ФРАГМЕНТ ТЕКСТА:
────
Александра Чеботаревская – Кассандра, как прозвали ее в родной семье,[587]
– была одновременно и духовной ученицей Иванова, восприемницей его философско-эстетических построений, и почти членом его семьи, помощницей в житейских делах. Вспоминая в позднейшей дневниковой записи о М. М. Замятниной, М. Кузмин отметил, что Иванов и Зиновьева-Аннибал «умели пробуждать бескорыстную и полнейшую к себе преданность в людях честных, великодушных и несколько или бесплодно романтических, или наивных»;[588] это же наблюдение с полным правом можно переадресовать и к Чеботаревской. Старшая сестра более известной в символистской литературной среде Анастасии Чеботаревской, жены Ф. Сологуба, Александра, по характеристике Д. Е. Максимова, «была человеком аскетического склада, глубоким и отзывчивым»; знавшая многих крупных писателей, жившая интересами и ценностями «новой» поэзии, русского и западноевропейского символизма, она особенно сблизилась с Вячеславом Ивановым, с которым «поддерживала многолетнюю, страстную и, в последний период ее жизни, очень мучительную для нее дружбу».[589]Александра Николаевна Чеботаревская родилась 12 апреля 1869 г. в Новом Осколе (город в Курской губернии). Отец, Николай Николаевич Чеботаревский, был в Курске адвокатом, с 1880 г. в Москве; мать, Анастасия Николаевна (урожденная Берлизева, выросла в помещичьей семье в Курской губернии),[590]
когда Александре, еще не исполнилось 9 лет, заболела психическим расстройством, быстро развивавшимся и приведшим к смерти в 29-летнем возрасте (материнская наследственность, безусловно, сказалась в предрасположенности к душевным недугам и у Александры, и у Анастасии Чеботаревской). Александра осталась старшей в семье из 7 детей, обосновавшейся в Москве. Младшая сестра Александры, О. Н. Черносвитова, сообщает в биографической справке о ней: «Дети вскоре получили мачеху, семья все росла, жизнь становилась все труднее и в моральном, и в материальном отношении, так как заработки отца упали в новом городе, где его никто не знал как адвоката. Вся тяжесть и сложность этой жизни падала на хрупкие плечи десятилетнего ребенка Сани уже в силу того, что она являлась старшей в семье, к тому же девочка была не по летам серьезная и вдумчивая; неурядицы, нужда, болезни детей – все это как бы ловилось ее горячим сердцем: всех она любила без конца и края, по мере сил облегчала и скрашивала существование. Такой эта девочка и осталась на всю жизнь: из узких рамок своей незадачливой семьи она перенесла эту любовь на все, что ее окружало: людей, природу, родину, искусство, науки и больше всего на литературу. Это хорошо знают все, ее встречавшие на жизненных путях. Александра Николаевна получила среднее образование в московской, тогда лучшей по составу научных сил, гимназии С. А. Арсеньевой, но вся ее дальнейшая жизнь, рядом с неустанной творческой работой, была накоплением знаний. Еще в гимназические годы она прекрасно изучила иностранные языки, немецкий, французский и английский, а в зрелые годы еще итальянский и начала изучать испанский: читала всегда иностранную литературу в подлинниках. Серьезно занималась историей живописи и сама была прекрасной рисовальщицей. В Москве, наряду с работой, слушала лекции по истории и литературе, а впоследствии во время проживания в Париже вся уходила в научную работу, посещая публичную библиотеку, Сорбонну, Coll`ege de France, Высшую школу общественных наук, как французскую, так и русскую, открытую группой опальных профессоров во главе с M. М. Ковалевским ‹…›».[591]
────
ИЗВЛЕЧЁННЫЕ ДАННЫЕ:
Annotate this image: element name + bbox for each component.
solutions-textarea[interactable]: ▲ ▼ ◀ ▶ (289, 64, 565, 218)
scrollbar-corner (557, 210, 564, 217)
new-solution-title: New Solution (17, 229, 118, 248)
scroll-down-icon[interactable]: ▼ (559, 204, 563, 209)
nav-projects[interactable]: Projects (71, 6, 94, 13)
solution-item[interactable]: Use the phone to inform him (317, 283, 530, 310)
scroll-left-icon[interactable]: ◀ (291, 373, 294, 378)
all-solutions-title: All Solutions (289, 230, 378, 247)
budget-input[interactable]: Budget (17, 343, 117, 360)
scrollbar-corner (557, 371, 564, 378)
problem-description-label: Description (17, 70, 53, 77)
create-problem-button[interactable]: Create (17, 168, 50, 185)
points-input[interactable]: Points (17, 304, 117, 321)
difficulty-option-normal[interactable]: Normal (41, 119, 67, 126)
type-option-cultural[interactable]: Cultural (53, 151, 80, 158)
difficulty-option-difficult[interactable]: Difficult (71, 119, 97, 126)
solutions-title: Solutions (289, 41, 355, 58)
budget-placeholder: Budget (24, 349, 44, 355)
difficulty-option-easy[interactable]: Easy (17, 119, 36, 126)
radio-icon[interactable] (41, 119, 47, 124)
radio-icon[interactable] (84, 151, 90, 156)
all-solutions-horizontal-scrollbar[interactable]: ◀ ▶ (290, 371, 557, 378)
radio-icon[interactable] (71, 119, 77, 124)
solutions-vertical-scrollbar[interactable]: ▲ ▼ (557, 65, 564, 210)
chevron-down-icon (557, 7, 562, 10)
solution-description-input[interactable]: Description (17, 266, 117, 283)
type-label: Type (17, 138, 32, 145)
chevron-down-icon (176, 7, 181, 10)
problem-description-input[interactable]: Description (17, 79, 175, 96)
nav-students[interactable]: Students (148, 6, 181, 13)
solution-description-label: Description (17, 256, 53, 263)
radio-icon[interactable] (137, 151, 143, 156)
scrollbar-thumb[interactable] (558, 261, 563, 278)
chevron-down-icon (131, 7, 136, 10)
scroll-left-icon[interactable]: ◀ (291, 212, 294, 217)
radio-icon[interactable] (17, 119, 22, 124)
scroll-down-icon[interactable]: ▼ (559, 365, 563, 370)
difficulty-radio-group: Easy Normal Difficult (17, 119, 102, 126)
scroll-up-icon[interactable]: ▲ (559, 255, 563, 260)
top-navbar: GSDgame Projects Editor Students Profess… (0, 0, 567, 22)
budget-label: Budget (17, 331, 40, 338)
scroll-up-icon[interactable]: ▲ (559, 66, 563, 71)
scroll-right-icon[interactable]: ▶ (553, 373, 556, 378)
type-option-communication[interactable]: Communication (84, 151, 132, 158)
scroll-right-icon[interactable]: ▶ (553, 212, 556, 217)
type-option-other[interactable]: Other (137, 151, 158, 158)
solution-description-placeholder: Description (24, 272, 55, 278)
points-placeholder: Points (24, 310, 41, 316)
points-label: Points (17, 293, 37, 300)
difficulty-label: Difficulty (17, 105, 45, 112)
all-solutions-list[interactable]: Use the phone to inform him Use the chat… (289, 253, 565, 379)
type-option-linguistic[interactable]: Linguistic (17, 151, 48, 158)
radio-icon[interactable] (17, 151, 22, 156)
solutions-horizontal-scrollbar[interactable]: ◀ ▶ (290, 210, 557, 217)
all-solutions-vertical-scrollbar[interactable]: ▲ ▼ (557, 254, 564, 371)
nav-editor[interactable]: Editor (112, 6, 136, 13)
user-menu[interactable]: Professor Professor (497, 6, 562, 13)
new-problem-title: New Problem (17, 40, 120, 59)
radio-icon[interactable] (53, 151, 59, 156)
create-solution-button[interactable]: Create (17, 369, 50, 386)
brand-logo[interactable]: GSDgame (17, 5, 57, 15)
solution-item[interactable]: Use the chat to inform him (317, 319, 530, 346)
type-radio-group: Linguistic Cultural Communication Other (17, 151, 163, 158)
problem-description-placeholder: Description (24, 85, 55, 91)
────
ПОПРОБУЙТЕ САМИ:
Ответьте на вопросы по фрагменту о Чеботаревской.
1. Как прозвали Александру Чеботаревскую в родной семье?
2. Когда и в каком городе она родилась?
3. Какие иностранные языки она изучила ещё в гимназические годы?
Листинг представляет собой самостоятельный материал и с фрагментом о Чеботаревской не связан.

ОТВЕТ К УПРАЖНЕНИЮ:
1. Кассандра.
2. 12 апреля 1869 г., в Новом Осколе (Курская губерния).
3. Немецкий, французский и английский.